##### Dataset rows #####

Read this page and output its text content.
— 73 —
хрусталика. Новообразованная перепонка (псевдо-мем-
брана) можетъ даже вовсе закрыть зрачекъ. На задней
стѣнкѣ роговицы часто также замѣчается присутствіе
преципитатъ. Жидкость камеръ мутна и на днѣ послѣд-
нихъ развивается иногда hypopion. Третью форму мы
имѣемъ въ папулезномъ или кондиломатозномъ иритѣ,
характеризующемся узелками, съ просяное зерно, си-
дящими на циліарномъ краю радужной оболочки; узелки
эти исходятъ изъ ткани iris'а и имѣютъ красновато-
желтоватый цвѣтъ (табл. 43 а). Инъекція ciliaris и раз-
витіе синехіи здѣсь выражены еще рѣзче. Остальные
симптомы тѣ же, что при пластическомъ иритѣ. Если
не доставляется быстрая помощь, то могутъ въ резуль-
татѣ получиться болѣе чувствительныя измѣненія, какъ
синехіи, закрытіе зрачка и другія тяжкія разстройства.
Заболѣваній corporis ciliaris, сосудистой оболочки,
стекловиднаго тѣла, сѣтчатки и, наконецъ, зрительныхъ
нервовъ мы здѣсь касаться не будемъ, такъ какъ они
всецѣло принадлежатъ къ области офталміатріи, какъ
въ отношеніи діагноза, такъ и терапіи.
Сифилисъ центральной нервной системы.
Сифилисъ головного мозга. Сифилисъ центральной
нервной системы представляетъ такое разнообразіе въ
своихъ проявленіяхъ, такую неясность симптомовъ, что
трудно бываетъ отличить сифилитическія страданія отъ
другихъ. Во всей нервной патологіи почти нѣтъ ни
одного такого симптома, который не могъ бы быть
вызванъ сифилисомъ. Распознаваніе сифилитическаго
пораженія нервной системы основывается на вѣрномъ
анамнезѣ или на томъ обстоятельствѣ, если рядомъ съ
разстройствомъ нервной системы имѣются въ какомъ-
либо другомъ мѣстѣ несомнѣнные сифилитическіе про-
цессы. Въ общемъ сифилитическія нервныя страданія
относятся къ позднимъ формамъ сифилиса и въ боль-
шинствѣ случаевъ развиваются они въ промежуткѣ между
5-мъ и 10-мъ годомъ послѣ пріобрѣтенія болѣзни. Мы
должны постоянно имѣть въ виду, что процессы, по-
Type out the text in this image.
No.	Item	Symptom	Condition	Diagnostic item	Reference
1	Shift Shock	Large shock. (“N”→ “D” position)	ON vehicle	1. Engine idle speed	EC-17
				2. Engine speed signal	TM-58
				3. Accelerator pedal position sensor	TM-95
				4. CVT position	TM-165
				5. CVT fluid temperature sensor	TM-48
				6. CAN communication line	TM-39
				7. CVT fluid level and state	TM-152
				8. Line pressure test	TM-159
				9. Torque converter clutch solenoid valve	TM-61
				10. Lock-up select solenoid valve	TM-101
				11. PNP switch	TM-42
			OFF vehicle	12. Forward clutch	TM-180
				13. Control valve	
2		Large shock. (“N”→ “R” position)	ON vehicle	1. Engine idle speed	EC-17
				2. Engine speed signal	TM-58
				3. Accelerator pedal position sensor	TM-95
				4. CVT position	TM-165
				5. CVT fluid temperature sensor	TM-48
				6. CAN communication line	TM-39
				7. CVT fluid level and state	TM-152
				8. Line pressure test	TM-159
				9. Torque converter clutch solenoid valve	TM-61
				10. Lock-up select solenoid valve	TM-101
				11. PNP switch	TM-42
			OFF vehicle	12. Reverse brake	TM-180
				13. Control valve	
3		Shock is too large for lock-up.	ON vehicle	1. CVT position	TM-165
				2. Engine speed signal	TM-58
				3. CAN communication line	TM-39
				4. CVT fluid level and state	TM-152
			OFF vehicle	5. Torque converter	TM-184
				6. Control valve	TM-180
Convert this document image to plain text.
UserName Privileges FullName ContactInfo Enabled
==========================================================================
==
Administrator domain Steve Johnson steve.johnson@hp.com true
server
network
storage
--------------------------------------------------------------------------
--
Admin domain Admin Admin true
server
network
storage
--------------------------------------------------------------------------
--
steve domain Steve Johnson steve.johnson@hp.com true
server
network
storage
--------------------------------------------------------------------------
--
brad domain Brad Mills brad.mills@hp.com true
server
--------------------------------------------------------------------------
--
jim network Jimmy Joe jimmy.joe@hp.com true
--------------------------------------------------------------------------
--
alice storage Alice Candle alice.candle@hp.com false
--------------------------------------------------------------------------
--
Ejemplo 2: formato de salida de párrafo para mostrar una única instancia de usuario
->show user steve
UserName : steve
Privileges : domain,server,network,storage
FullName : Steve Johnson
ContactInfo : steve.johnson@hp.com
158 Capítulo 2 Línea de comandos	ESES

#####

Exercise —
Every record above should be output exactly.

Expected answer —
Read this page and output its text content.
— 73 —
хрусталика. Новообразованная перепонка (псевдо-мем-
брана) можетъ даже вовсе закрыть зрачекъ. На задней
стѣнкѣ роговицы часто также замѣчается присутствіе
преципитатъ. Жидкость камеръ мутна и на днѣ послѣд-
нихъ развивается иногда hypopion. Третью форму мы
имѣемъ въ папулезномъ или кондиломатозномъ иритѣ,
характеризующемся узелками, съ просяное зерно, си-
дящими на циліарномъ краю радужной оболочки; узелки
эти исходятъ изъ ткани iris'а и имѣютъ красновато-
желтоватый цвѣтъ (табл. 43 а). Инъекція ciliaris и раз-
витіе синехіи здѣсь выражены еще рѣзче. Остальные
симптомы тѣ же, что при пластическомъ иритѣ. Если
не доставляется быстрая помощь, то могутъ въ резуль-
татѣ получиться болѣе чувствительныя измѣненія, какъ
синехіи, закрытіе зрачка и другія тяжкія разстройства.
Заболѣваній corporis ciliaris, сосудистой оболочки,
стекловиднаго тѣла, сѣтчатки и, наконецъ, зрительныхъ
нервовъ мы здѣсь касаться не будемъ, такъ какъ они
всецѣло принадлежатъ къ области офталміатріи, какъ
въ отношеніи діагноза, такъ и терапіи.
Сифилисъ центральной нервной системы.
Сифилисъ головного мозга. Сифилисъ центральной
нервной системы представляетъ такое разнообразіе въ
своихъ проявленіяхъ, такую неясность симптомовъ, что
трудно бываетъ отличить сифилитическія страданія отъ
другихъ. Во всей нервной патологіи почти нѣтъ ни
одного такого симптома, который не могъ бы быть
вызванъ сифилисомъ. Распознаваніе сифилитическаго
пораженія нервной системы основывается на вѣрномъ
анамнезѣ или на томъ обстоятельствѣ, если рядомъ съ
разстройствомъ нервной системы имѣются въ какомъ-
либо другомъ мѣстѣ несомнѣнные сифилитическіе про-
цессы. Въ общемъ сифилитическія нервныя страданія
относятся къ позднимъ формамъ сифилиса и въ боль-
шинствѣ случаевъ развиваются они въ промежуткѣ между
5-мъ и 10-мъ годомъ послѣ пріобрѣтенія болѣзни. Мы
должны постоянно имѣть въ виду, что процессы, по-
Type out the text in this image.
No.	Item	Symptom	Condition	Diagnostic item	Reference
1	Shift Shock	Large shock. (“N”→ “D” position)	ON vehicle	1. Engine idle speed	EC-17
				2. Engine speed signal	TM-58
				3. Accelerator pedal position sensor	TM-95
				4. CVT position	TM-165
				5. CVT fluid temperature sensor	TM-48
				6. CAN communication line	TM-39
				7. CVT fluid level and state	TM-152
				8. Line pressure test	TM-159
				9. Torque converter clutch solenoid valve	TM-61
				10. Lock-up select solenoid valve	TM-101
				11. PNP switch	TM-42
			OFF vehicle	12. Forward clutch	TM-180
				13. Control valve	
2		Large shock. (“N”→ “R” position)	ON vehicle	1. Engine idle speed	EC-17
				2. Engine speed signal	TM-58
				3. Accelerator pedal position sensor	TM-95
				4. CVT position	TM-165
				5. CVT fluid temperature sensor	TM-48
				6. CAN communication line	TM-39
				7. CVT fluid level and state	TM-152
				8. Line pressure test	TM-159
				9. Torque converter clutch solenoid valve	TM-61
				10. Lock-up select solenoid valve	TM-101
				11. PNP switch	TM-42
			OFF vehicle	12. Reverse brake	TM-180
				13. Control valve	
3		Shock is too large for lock-up.	ON vehicle	1. CVT position	TM-165
				2. Engine speed signal	TM-58
				3. CAN communication line	TM-39
				4. CVT fluid level and state	TM-152
			OFF vehicle	5. Torque converter	TM-184
				6. Control valve	TM-180
Convert this document image to plain text.
UserName Privileges FullName ContactInfo Enabled
==========================================================================
==
Administrator domain Steve Johnson steve.johnson@hp.com true
server
network
storage
--------------------------------------------------------------------------
--
Admin domain Admin Admin true
server
network
storage
--------------------------------------------------------------------------
--
steve domain Steve Johnson steve.johnson@hp.com true
server
network
storage
--------------------------------------------------------------------------
--
brad domain Brad Mills brad.mills@hp.com true
server
--------------------------------------------------------------------------
--
jim network Jimmy Joe jimmy.joe@hp.com true
--------------------------------------------------------------------------
--
alice storage Alice Candle alice.candle@hp.com false
--------------------------------------------------------------------------
--
Ejemplo 2: formato de salida de párrafo para mostrar una única instancia de usuario
->show user steve
UserName : steve
Privileges : domain,server,network,storage
FullName : Steve Johnson
ContactInfo : steve.johnson@hp.com
158 Capítulo 2 Línea de comandos	ESES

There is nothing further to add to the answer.